◆ Brief
Check every line of the entries below for the word "areas", and copy the ones that have it.

◆ Task material
────────────────────────────────────────

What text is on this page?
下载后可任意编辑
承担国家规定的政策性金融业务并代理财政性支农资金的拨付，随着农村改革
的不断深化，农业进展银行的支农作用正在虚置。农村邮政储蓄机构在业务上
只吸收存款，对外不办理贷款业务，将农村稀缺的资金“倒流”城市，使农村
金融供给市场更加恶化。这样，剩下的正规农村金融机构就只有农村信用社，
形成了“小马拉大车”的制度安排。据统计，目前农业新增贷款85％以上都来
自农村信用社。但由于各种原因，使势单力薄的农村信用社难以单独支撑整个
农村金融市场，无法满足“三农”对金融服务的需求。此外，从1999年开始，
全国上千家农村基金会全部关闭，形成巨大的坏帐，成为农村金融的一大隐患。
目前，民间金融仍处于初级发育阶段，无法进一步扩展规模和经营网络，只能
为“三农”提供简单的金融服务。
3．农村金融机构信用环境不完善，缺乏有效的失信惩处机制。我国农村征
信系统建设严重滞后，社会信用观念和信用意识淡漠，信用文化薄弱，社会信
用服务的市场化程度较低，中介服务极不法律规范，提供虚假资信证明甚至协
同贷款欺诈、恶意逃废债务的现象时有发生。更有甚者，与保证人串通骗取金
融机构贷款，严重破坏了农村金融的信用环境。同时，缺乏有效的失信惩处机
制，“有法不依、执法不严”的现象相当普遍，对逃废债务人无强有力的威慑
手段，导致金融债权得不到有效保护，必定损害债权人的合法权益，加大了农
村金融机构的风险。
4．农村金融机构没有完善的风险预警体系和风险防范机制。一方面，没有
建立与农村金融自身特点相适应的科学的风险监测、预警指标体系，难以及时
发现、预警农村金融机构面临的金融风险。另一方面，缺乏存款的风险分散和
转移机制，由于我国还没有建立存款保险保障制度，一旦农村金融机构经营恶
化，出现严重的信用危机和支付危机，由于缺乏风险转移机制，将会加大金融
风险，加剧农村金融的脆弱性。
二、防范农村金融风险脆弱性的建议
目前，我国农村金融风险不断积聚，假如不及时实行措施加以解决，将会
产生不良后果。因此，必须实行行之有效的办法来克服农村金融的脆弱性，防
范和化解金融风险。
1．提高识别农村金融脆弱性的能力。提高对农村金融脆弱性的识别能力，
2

────────────────────────────────────────

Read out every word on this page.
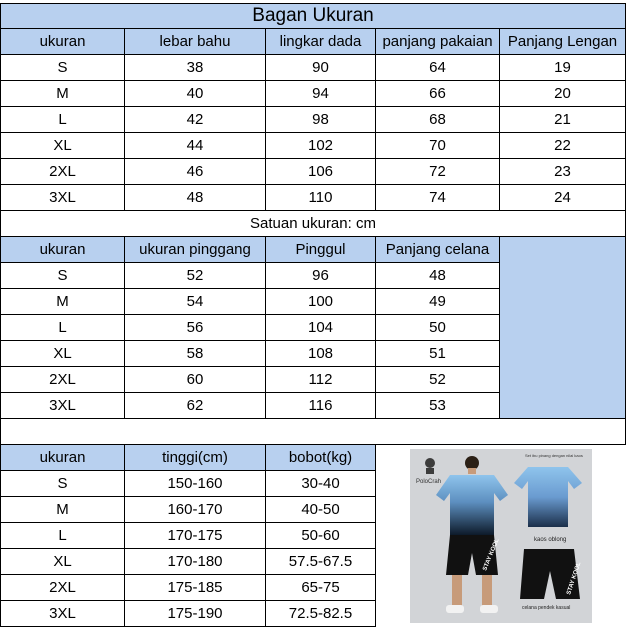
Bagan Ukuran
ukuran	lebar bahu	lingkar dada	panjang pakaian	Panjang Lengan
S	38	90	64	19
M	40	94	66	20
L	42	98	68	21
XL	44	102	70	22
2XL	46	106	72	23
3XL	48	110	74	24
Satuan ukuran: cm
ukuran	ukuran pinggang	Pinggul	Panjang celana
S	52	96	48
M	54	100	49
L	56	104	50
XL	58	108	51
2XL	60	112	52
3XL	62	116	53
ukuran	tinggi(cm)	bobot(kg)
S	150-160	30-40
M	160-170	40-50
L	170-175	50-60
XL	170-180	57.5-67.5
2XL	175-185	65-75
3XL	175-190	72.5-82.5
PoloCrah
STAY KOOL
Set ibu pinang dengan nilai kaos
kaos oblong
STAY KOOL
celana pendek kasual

────────────────────────────────────────

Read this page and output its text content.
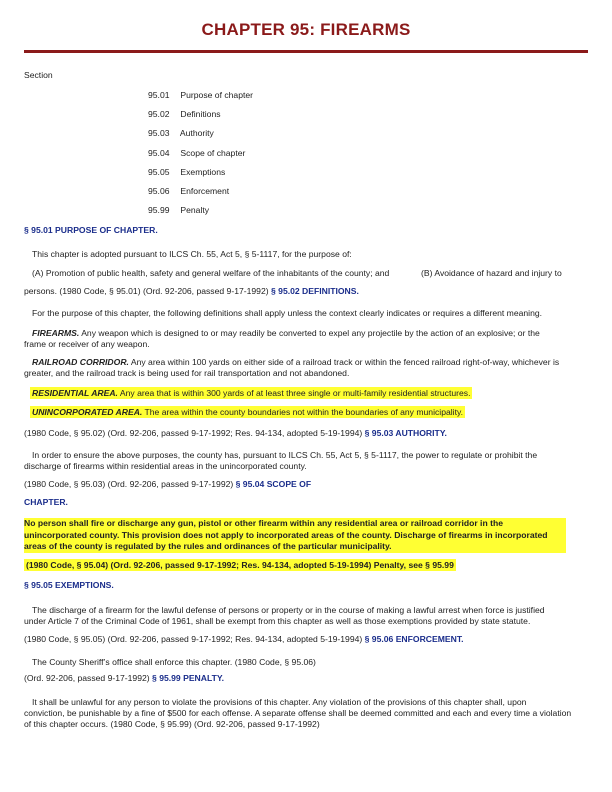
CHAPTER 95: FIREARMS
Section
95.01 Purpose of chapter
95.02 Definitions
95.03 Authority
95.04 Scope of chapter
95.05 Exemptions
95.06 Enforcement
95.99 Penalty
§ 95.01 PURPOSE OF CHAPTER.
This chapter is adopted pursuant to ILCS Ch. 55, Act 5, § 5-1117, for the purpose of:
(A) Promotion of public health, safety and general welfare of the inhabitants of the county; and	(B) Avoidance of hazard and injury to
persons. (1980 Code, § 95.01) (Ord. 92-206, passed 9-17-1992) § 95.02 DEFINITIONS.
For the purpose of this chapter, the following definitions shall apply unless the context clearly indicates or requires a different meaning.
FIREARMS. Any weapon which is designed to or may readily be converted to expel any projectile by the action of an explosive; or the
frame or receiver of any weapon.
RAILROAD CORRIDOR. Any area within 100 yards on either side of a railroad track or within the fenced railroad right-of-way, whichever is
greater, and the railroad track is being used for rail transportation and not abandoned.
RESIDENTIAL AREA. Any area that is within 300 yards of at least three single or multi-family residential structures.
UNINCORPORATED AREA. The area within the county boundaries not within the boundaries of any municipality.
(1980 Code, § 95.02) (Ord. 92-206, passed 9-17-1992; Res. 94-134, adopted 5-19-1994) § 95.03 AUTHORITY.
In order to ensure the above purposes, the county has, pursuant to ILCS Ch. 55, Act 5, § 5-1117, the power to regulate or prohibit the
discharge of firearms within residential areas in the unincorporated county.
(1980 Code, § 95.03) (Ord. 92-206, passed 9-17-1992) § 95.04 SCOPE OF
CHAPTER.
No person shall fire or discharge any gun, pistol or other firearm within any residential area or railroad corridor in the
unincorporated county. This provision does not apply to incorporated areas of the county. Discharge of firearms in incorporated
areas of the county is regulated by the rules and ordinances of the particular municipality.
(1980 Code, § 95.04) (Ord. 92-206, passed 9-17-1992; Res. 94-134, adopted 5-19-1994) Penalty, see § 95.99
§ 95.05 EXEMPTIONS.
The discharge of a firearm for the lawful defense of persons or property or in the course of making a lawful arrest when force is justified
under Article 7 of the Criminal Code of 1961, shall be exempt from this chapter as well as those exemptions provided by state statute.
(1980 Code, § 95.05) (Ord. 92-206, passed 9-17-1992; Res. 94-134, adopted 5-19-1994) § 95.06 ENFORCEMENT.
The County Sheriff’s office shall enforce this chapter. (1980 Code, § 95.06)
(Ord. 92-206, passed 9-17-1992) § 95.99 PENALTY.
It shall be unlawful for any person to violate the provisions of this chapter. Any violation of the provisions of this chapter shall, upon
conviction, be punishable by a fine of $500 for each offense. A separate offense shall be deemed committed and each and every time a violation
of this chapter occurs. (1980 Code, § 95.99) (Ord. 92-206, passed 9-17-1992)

────────────────────────────────────────

◆ The completed task
discharge of firearms within residential areas in the unincorporated county.
unincorporated county. This provision does not apply to incorporated areas of the county. Discharge of firearms in incorporated
areas of the county is regulated by the rules and ordinances of the particular municipality.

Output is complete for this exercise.